What is required » All the records that follow need to be reproduced exactly. Omit the images.

····················

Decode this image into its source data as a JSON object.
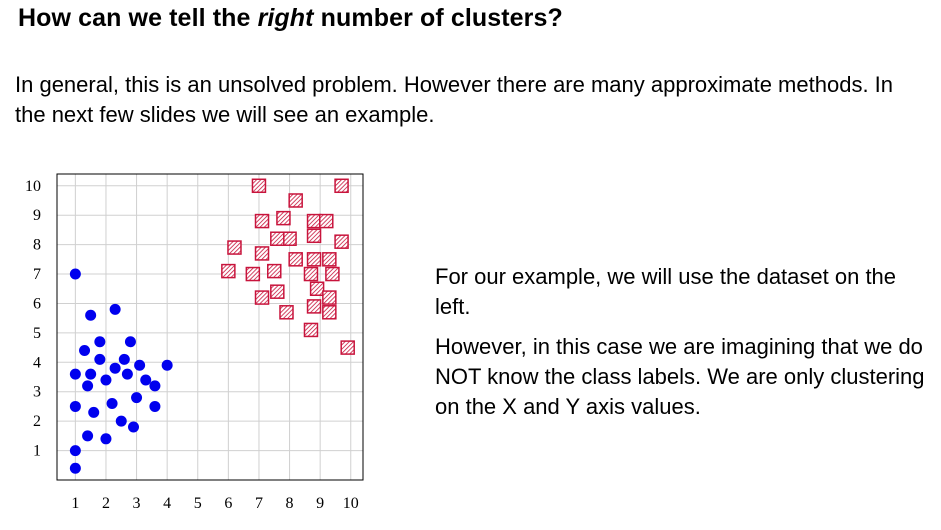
{
  "slide": {
    "title_pre": "How can we tell the ",
    "title_em": "right",
    "title_post": " number of clusters?",
    "intro": "In general, this is an unsolved problem. However there are many approximate methods. In the next few slides we will see an example.",
    "side_p1": "For our example, we will use the dataset on the left.",
    "side_p2": "However, in this case we are imagining that we do NOT know the class labels. We are only clustering on the X and Y axis values."
  },
  "colors": {
    "circle_fill": "#0000ee",
    "square_stroke": "#c8143c",
    "square_hatch": "#c8143c",
    "grid": "#d0d0d0",
    "frame": "#000000"
  },
  "chart_data": {
    "type": "scatter",
    "title": "",
    "xlabel": "",
    "ylabel": "",
    "xlim": [
      0.4,
      10.4
    ],
    "ylim": [
      0,
      10.4
    ],
    "x_ticks": [
      1,
      2,
      3,
      4,
      5,
      6,
      7,
      8,
      9,
      10
    ],
    "y_ticks": [
      1,
      2,
      3,
      4,
      5,
      6,
      7,
      8,
      9,
      10
    ],
    "grid": true,
    "series": [
      {
        "marker": "circle",
        "points": [
          [
            1.0,
            7.0
          ],
          [
            1.5,
            5.6
          ],
          [
            2.3,
            5.8
          ],
          [
            1.3,
            4.4
          ],
          [
            1.8,
            4.7
          ],
          [
            2.8,
            4.7
          ],
          [
            1.8,
            4.1
          ],
          [
            2.6,
            4.1
          ],
          [
            2.3,
            3.8
          ],
          [
            3.1,
            3.9
          ],
          [
            4.0,
            3.9
          ],
          [
            1.0,
            3.6
          ],
          [
            1.5,
            3.6
          ],
          [
            2.7,
            3.6
          ],
          [
            1.4,
            3.2
          ],
          [
            3.3,
            3.4
          ],
          [
            2.0,
            3.4
          ],
          [
            3.6,
            3.2
          ],
          [
            3.0,
            2.8
          ],
          [
            2.2,
            2.6
          ],
          [
            1.0,
            2.5
          ],
          [
            1.6,
            2.3
          ],
          [
            3.6,
            2.5
          ],
          [
            2.5,
            2.0
          ],
          [
            2.9,
            1.8
          ],
          [
            1.4,
            1.5
          ],
          [
            2.0,
            1.4
          ],
          [
            1.0,
            1.0
          ],
          [
            1.0,
            0.4
          ]
        ]
      },
      {
        "marker": "hatched-square",
        "points": [
          [
            7.0,
            10.0
          ],
          [
            9.7,
            10.0
          ],
          [
            8.2,
            9.5
          ],
          [
            7.8,
            8.9
          ],
          [
            7.1,
            8.8
          ],
          [
            8.8,
            8.8
          ],
          [
            9.2,
            8.8
          ],
          [
            8.0,
            8.2
          ],
          [
            6.2,
            7.9
          ],
          [
            7.6,
            8.2
          ],
          [
            8.8,
            8.3
          ],
          [
            9.7,
            8.1
          ],
          [
            7.1,
            7.7
          ],
          [
            8.2,
            7.5
          ],
          [
            8.8,
            7.5
          ],
          [
            9.3,
            7.5
          ],
          [
            6.0,
            7.1
          ],
          [
            6.8,
            7.0
          ],
          [
            7.5,
            7.1
          ],
          [
            8.7,
            7.0
          ],
          [
            9.4,
            7.0
          ],
          [
            7.6,
            6.4
          ],
          [
            8.9,
            6.5
          ],
          [
            7.1,
            6.2
          ],
          [
            9.3,
            6.2
          ],
          [
            7.9,
            5.7
          ],
          [
            8.8,
            5.9
          ],
          [
            9.3,
            5.7
          ],
          [
            8.7,
            5.1
          ],
          [
            9.9,
            4.5
          ]
        ]
      }
    ]
  }
}
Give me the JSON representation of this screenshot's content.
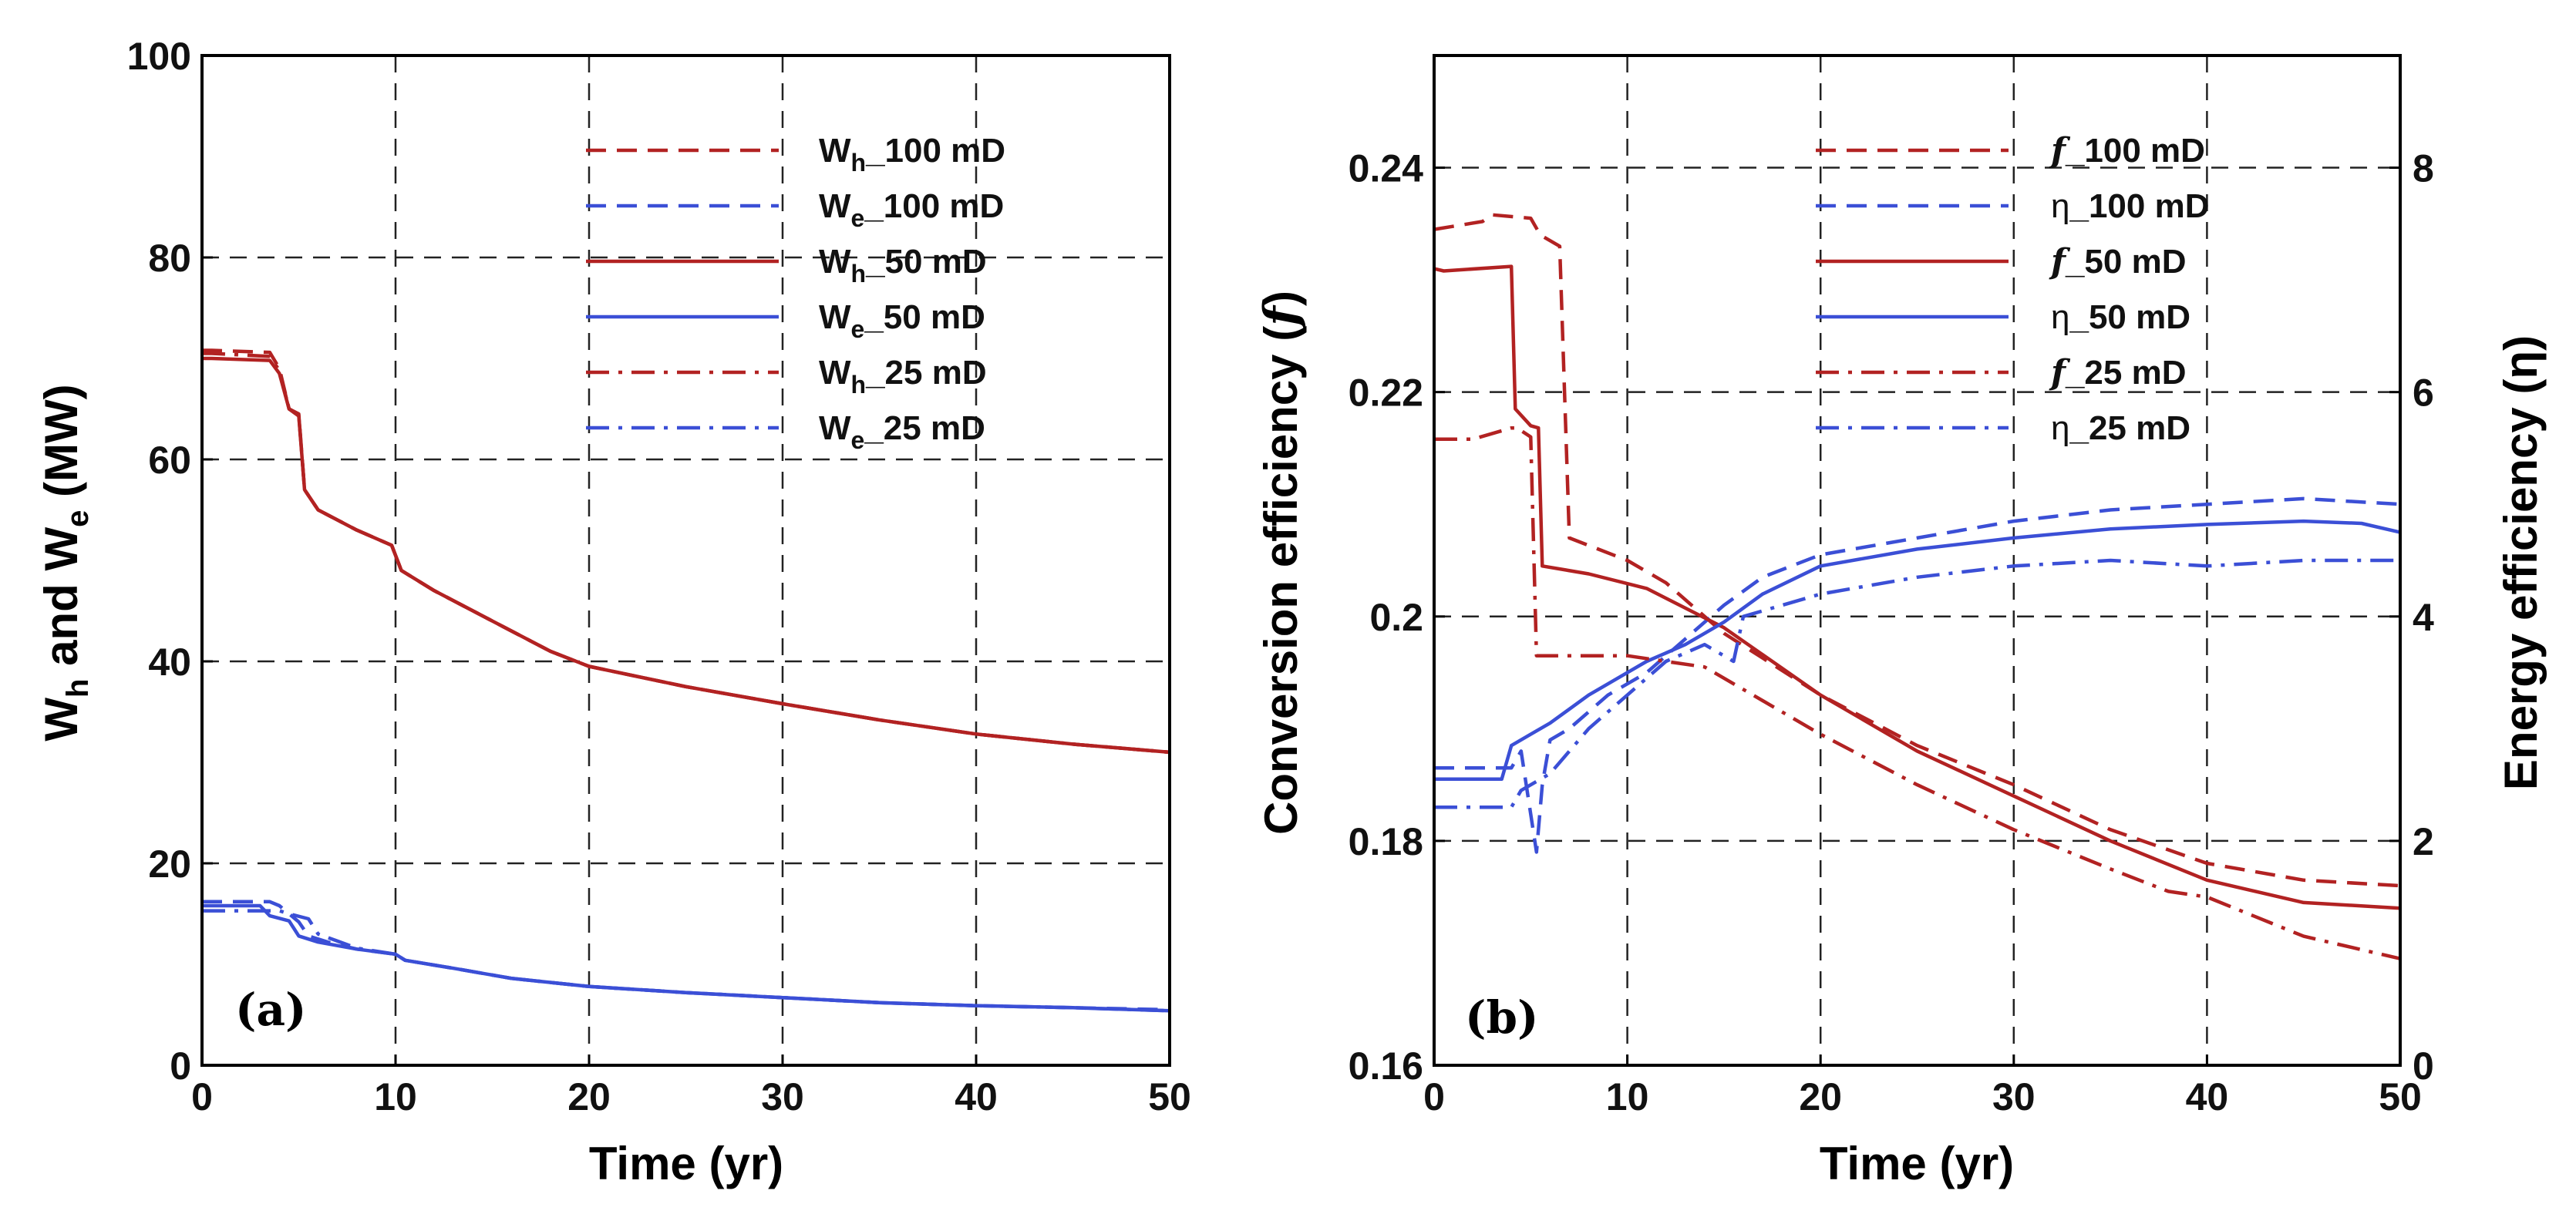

····················

Response to this exercise »
Decode this image into its source data as a JSON object.
{
  "slide": {
    "title_pre": "How can we tell the ",
    "title_em": "right",
    "title_post": " number of clusters?",
    "intro": "In general, this is an unsolved problem. However there are many approximate methods. In the next few slides we will see an example.",
    "side_p1": "For our example, we will use the dataset on the left.",
    "side_p2": "However, in this case we are imagining that we do NOT know the class labels. We are only clustering on the X and Y axis values."
  },
  "colors": {
    "circle_fill": "#0000ee",
    "square_stroke": "#c8143c",
    "square_hatch": "#c8143c",
    "grid": "#d0d0d0",
    "frame": "#000000"
  },
  "chart_data": {
    "type": "scatter",
    "title": "",
    "xlabel": "",
    "ylabel": "",
    "xlim": [
      0.4,
      10.4
    ],
    "ylim": [
      0,
      10.4
    ],
    "x_ticks": [
      1,
      2,
      3,
      4,
      5,
      6,
      7,
      8,
      9,
      10
    ],
    "y_ticks": [
      1,
      2,
      3,
      4,
      5,
      6,
      7,
      8,
      9,
      10
    ],
    "grid": true,
    "series": [
      {
        "marker": "circle",
        "points": [
          [
            1.0,
            7.0
          ],
          [
            1.5,
            5.6
          ],
          [
            2.3,
            5.8
          ],
          [
            1.3,
            4.4
          ],
          [
            1.8,
            4.7
          ],
          [
            2.8,
            4.7
          ],
          [
            1.8,
            4.1
          ],
          [
            2.6,
            4.1
          ],
          [
            2.3,
            3.8
          ],
          [
            3.1,
            3.9
          ],
          [
            4.0,
            3.9
          ],
          [
            1.0,
            3.6
          ],
          [
            1.5,
            3.6
          ],
          [
            2.7,
            3.6
          ],
          [
            1.4,
            3.2
          ],
          [
            3.3,
            3.4
          ],
          [
            2.0,
            3.4
          ],
          [
            3.6,
            3.2
          ],
          [
            3.0,
            2.8
          ],
          [
            2.2,
            2.6
          ],
          [
            1.0,
            2.5
          ],
          [
            1.6,
            2.3
          ],
          [
            3.6,
            2.5
          ],
          [
            2.5,
            2.0
          ],
          [
            2.9,
            1.8
          ],
          [
            1.4,
            1.5
          ],
          [
            2.0,
            1.4
          ],
          [
            1.0,
            1.0
          ],
          [
            1.0,
            0.4
          ]
        ]
      },
      {
        "marker": "hatched-square",
        "points": [
          [
            7.0,
            10.0
          ],
          [
            9.7,
            10.0
          ],
          [
            8.2,
            9.5
          ],
          [
            7.8,
            8.9
          ],
          [
            7.1,
            8.8
          ],
          [
            8.8,
            8.8
          ],
          [
            9.2,
            8.8
          ],
          [
            8.0,
            8.2
          ],
          [
            6.2,
            7.9
          ],
          [
            7.6,
            8.2
          ],
          [
            8.8,
            8.3
          ],
          [
            9.7,
            8.1
          ],
          [
            7.1,
            7.7
          ],
          [
            8.2,
            7.5
          ],
          [
            8.8,
            7.5
          ],
          [
            9.3,
            7.5
          ],
          [
            6.0,
            7.1
          ],
          [
            6.8,
            7.0
          ],
          [
            7.5,
            7.1
          ],
          [
            8.7,
            7.0
          ],
          [
            9.4,
            7.0
          ],
          [
            7.6,
            6.4
          ],
          [
            8.9,
            6.5
          ],
          [
            7.1,
            6.2
          ],
          [
            9.3,
            6.2
          ],
          [
            7.9,
            5.7
          ],
          [
            8.8,
            5.9
          ],
          [
            9.3,
            5.7
          ],
          [
            8.7,
            5.1
          ],
          [
            9.9,
            4.5
          ]
        ]
      }
    ]
  }
}
Give me the JSON representation of this screenshot's content.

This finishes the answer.